» To do: Count every line below that contains "What", then state the total with no other output.

== Provided entries ==

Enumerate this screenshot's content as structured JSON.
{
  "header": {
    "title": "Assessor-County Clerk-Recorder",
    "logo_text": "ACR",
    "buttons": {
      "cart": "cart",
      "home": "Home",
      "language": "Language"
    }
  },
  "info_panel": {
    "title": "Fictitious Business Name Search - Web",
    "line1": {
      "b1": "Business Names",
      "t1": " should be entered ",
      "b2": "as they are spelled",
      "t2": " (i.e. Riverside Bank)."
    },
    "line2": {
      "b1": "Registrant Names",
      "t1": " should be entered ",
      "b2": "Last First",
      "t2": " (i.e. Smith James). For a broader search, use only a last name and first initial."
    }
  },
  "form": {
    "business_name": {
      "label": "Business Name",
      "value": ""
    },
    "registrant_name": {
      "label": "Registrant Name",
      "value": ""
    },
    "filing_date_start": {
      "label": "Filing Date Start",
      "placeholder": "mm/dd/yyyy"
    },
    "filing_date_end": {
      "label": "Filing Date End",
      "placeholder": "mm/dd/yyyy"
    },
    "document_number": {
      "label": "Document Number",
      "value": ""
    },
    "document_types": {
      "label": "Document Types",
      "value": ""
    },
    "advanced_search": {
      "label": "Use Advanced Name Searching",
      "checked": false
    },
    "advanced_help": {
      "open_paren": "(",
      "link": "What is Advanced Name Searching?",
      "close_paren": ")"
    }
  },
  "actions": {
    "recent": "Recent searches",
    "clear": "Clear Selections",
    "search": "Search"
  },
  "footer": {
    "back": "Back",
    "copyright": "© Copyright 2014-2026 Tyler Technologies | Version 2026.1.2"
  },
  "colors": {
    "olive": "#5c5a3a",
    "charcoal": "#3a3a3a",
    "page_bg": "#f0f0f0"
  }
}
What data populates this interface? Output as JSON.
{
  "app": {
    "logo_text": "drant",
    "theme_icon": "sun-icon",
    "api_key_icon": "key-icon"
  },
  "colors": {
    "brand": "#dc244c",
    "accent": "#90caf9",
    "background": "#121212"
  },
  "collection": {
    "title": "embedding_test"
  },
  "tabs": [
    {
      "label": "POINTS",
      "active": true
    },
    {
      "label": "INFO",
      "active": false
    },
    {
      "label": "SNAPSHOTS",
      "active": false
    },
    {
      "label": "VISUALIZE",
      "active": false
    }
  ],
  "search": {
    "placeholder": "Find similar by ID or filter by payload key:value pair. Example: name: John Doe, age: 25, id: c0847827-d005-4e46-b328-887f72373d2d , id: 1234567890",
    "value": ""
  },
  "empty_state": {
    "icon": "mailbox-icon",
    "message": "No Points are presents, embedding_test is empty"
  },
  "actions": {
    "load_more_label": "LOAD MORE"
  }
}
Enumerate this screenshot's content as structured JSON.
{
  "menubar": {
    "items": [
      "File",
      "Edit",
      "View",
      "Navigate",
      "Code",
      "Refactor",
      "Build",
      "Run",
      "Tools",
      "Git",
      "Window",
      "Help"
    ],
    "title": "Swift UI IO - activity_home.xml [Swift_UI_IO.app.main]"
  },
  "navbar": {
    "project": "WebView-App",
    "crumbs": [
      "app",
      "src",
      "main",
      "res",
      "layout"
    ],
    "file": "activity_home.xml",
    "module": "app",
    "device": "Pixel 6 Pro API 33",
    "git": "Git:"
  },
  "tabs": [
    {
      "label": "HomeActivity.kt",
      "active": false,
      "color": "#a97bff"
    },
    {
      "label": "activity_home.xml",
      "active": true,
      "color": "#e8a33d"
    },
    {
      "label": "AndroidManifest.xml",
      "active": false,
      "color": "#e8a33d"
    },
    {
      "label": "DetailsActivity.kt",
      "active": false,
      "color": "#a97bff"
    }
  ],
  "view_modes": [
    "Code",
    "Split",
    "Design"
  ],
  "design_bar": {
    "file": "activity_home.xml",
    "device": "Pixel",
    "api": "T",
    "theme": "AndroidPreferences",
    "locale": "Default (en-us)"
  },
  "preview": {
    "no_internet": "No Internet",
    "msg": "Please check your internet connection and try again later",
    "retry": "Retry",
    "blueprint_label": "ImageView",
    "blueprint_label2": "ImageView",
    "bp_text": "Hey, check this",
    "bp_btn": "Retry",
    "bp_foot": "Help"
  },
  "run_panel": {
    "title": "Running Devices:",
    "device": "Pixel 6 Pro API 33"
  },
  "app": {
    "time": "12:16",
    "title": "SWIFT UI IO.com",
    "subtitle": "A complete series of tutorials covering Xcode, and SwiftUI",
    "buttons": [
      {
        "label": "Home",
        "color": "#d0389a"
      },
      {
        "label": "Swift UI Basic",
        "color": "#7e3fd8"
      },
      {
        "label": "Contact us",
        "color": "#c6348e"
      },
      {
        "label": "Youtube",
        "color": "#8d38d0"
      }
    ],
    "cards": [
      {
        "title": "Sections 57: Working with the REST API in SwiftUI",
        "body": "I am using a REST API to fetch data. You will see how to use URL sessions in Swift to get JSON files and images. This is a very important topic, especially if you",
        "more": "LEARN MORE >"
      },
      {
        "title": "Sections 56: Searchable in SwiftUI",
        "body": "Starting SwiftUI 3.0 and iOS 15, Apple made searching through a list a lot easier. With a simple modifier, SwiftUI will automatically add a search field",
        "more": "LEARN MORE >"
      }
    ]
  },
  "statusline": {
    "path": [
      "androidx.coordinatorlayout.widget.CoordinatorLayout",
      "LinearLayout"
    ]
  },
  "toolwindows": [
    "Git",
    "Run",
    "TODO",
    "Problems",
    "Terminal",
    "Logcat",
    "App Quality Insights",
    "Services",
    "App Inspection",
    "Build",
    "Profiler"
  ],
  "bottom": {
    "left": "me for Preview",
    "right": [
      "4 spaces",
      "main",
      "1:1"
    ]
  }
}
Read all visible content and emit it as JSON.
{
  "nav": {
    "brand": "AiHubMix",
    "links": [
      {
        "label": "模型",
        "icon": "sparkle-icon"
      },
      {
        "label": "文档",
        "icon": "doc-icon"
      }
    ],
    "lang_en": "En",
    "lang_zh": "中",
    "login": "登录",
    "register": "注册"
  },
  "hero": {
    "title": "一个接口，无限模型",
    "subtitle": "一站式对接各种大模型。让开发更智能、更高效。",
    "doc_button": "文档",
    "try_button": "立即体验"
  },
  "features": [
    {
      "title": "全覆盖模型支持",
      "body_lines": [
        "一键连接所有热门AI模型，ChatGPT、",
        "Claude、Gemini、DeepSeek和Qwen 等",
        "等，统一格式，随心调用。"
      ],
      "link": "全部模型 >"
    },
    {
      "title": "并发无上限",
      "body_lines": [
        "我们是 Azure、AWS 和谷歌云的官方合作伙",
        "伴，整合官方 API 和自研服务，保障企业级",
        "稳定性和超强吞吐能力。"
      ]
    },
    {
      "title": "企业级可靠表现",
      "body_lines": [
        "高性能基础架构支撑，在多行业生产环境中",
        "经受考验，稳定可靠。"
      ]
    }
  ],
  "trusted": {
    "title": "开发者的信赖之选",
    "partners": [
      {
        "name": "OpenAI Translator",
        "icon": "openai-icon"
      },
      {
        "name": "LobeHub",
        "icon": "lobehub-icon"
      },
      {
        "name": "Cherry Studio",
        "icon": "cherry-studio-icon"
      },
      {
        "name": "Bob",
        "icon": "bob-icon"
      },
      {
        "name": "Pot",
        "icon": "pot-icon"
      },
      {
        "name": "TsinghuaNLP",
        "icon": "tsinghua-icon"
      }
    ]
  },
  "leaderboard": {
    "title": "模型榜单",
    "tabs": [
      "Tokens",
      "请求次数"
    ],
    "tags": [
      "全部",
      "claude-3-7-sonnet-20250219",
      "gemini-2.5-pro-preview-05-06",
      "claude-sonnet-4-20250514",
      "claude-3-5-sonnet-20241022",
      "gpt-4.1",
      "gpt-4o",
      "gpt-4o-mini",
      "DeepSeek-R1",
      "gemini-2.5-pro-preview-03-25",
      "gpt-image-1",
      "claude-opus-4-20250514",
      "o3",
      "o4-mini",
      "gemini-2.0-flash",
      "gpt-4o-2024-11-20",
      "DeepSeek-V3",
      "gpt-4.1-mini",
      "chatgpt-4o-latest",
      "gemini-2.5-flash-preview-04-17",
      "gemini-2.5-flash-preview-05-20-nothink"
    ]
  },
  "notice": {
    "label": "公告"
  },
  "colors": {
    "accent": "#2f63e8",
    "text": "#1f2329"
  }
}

===

» The answer: 2